Structured figure records:
⁂

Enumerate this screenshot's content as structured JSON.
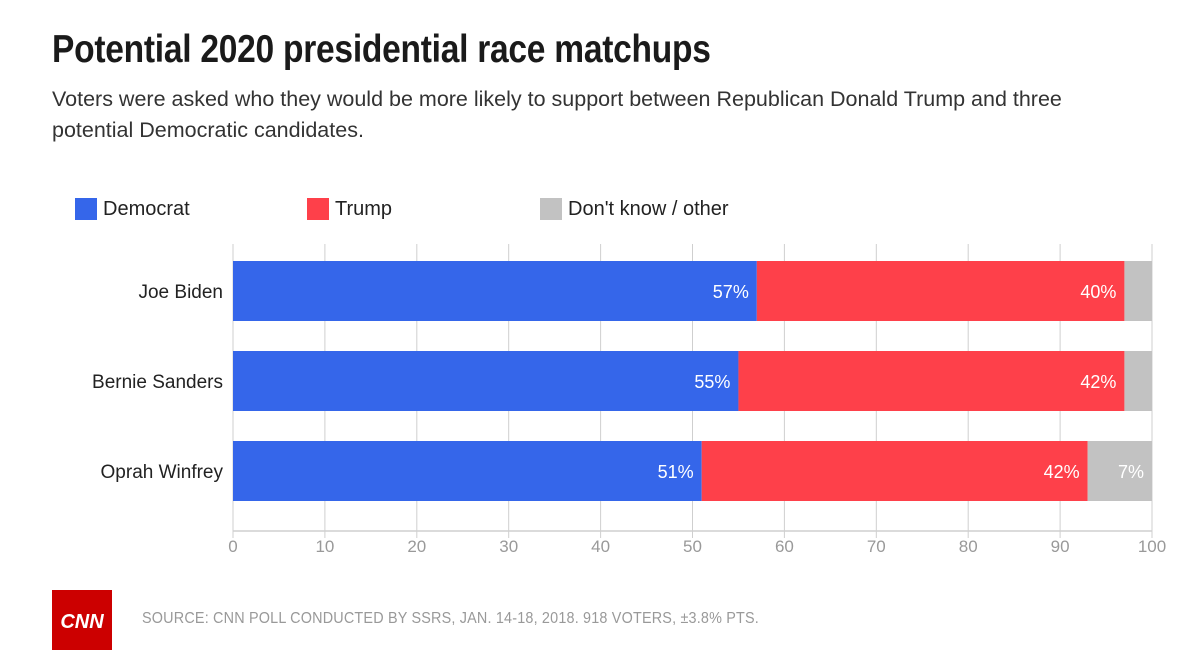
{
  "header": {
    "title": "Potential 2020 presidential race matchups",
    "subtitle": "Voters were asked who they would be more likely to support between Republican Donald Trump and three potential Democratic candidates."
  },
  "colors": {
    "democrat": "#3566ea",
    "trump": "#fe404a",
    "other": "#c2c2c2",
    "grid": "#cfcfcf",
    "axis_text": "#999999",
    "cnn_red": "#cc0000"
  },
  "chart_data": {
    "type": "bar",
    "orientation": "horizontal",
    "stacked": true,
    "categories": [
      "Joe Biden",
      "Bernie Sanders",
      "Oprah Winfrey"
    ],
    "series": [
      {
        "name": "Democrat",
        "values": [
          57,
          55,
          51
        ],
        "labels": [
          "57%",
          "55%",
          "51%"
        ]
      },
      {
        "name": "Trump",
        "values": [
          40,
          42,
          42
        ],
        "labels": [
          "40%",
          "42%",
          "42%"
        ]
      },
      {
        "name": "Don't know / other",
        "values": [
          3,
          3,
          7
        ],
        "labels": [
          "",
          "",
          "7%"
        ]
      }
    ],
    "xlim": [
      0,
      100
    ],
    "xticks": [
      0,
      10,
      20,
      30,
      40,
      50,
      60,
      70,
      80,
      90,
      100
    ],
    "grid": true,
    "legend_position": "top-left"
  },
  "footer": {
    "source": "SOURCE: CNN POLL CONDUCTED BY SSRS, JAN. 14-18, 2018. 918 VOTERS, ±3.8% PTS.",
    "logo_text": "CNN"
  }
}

⁂

## PROBLEM REQUIREMENTS
Reproduce every line precisely as given, omitting all pictures.

## EXERCISE ANSWER
Enumerate this screenshot's content as structured JSON.
{
  "header": {
    "title": "Potential 2020 presidential race matchups",
    "subtitle": "Voters were asked who they would be more likely to support between Republican Donald Trump and three potential Democratic candidates."
  },
  "colors": {
    "democrat": "#3566ea",
    "trump": "#fe404a",
    "other": "#c2c2c2",
    "grid": "#cfcfcf",
    "axis_text": "#999999",
    "cnn_red": "#cc0000"
  },
  "chart_data": {
    "type": "bar",
    "orientation": "horizontal",
    "stacked": true,
    "categories": [
      "Joe Biden",
      "Bernie Sanders",
      "Oprah Winfrey"
    ],
    "series": [
      {
        "name": "Democrat",
        "values": [
          57,
          55,
          51
        ],
        "labels": [
          "57%",
          "55%",
          "51%"
        ]
      },
      {
        "name": "Trump",
        "values": [
          40,
          42,
          42
        ],
        "labels": [
          "40%",
          "42%",
          "42%"
        ]
      },
      {
        "name": "Don't know / other",
        "values": [
          3,
          3,
          7
        ],
        "labels": [
          "",
          "",
          "7%"
        ]
      }
    ],
    "xlim": [
      0,
      100
    ],
    "xticks": [
      0,
      10,
      20,
      30,
      40,
      50,
      60,
      70,
      80,
      90,
      100
    ],
    "grid": true,
    "legend_position": "top-left"
  },
  "footer": {
    "source": "SOURCE: CNN POLL CONDUCTED BY SSRS, JAN. 14-18, 2018. 918 VOTERS, ±3.8% PTS.",
    "logo_text": "CNN"
  }
}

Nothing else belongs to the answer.